Chart and figure data:
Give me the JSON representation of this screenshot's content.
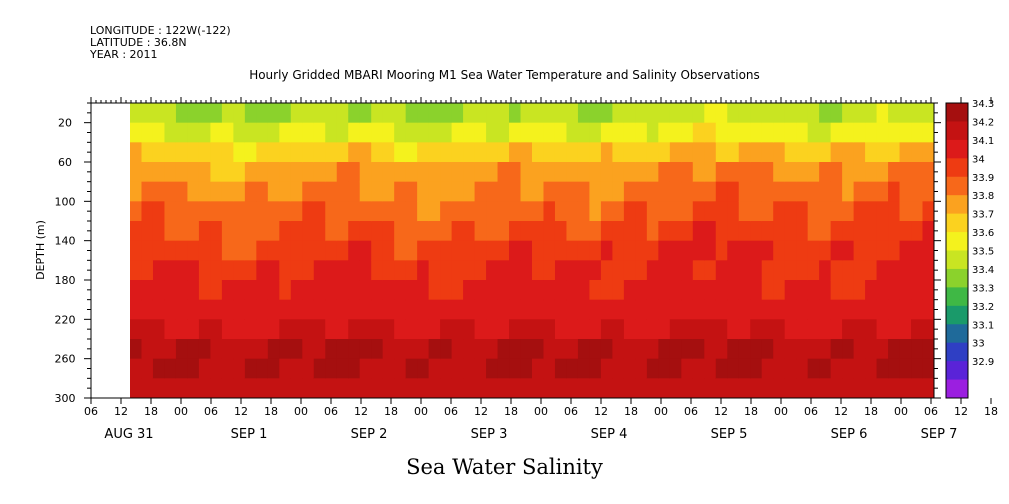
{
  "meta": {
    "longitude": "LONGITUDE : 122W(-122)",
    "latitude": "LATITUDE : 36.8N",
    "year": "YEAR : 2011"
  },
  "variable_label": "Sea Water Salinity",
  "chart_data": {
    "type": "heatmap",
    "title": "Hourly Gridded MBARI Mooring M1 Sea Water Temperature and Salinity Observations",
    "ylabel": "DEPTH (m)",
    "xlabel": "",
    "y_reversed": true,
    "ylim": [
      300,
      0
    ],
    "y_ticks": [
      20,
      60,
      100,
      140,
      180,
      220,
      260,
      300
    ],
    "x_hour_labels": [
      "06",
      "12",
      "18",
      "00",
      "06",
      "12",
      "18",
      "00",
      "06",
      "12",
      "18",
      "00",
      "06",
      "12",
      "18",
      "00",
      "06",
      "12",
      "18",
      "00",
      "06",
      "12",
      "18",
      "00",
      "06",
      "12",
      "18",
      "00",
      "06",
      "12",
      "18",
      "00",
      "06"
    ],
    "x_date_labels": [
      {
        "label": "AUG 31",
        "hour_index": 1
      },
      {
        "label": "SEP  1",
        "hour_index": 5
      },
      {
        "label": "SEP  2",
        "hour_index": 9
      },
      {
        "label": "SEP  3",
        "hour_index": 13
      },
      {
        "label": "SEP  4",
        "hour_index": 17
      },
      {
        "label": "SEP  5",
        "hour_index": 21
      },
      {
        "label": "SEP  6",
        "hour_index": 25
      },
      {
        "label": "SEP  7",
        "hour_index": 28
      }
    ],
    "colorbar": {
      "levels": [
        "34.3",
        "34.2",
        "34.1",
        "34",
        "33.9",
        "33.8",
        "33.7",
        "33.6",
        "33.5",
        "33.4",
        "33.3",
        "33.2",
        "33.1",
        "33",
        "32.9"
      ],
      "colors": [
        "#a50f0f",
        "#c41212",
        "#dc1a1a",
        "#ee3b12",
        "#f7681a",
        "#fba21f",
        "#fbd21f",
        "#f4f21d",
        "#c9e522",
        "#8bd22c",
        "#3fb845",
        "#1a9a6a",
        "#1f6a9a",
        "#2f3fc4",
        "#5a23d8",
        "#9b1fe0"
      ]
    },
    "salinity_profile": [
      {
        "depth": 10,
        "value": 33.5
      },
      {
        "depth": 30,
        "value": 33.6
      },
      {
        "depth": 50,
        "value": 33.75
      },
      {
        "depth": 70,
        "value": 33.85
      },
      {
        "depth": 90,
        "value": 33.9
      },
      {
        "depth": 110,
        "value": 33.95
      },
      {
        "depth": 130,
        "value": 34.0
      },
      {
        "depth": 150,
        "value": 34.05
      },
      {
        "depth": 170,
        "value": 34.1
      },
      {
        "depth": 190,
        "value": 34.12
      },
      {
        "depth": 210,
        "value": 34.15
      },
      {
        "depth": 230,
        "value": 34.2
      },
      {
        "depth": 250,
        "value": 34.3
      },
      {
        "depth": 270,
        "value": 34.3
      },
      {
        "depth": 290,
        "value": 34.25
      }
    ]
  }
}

* AIM OF THE TASK *
From the data, collect all lines where the string "Water" appears.

* WRITTEN ANSWER *
  "variable_label": "Sea Water Salinity",
    "title": "Hourly Gridded MBARI Mooring M1 Sea Water Temperature and Salinity Observations",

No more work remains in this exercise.